Every line below that mentions the word "孤独的样子" should be copied out.

··········

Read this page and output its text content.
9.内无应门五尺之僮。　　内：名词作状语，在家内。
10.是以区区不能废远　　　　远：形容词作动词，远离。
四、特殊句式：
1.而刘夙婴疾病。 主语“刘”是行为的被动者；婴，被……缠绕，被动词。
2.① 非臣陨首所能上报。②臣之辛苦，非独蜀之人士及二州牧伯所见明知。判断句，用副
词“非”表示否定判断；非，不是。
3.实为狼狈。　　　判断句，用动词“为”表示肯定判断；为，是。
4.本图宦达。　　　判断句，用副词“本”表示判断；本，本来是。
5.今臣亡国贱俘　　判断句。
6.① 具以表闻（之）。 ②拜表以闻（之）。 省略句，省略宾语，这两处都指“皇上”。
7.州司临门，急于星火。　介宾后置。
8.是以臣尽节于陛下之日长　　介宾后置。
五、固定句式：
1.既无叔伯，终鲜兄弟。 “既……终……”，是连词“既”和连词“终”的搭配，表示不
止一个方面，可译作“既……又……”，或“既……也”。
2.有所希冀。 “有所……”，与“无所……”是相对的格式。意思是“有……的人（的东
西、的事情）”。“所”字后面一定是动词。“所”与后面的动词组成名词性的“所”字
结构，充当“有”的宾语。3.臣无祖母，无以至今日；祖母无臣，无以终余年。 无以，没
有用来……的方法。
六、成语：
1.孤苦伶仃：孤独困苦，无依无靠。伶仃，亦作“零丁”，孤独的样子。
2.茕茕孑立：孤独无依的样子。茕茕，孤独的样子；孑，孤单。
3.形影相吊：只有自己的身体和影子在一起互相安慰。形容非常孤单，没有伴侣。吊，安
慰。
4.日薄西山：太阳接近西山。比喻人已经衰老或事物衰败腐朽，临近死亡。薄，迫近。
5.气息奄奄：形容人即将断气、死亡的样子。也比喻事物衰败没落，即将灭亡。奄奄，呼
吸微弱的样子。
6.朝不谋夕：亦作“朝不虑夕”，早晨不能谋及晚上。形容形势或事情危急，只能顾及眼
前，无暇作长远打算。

··········

• _Exercise solution_
1.孤苦伶仃：孤独困苦，无依无靠。伶仃，亦作“零丁”，孤独的样子。
2.茕茕孑立：孤独无依的样子。茕茕，孤独的样子；孑，孤单。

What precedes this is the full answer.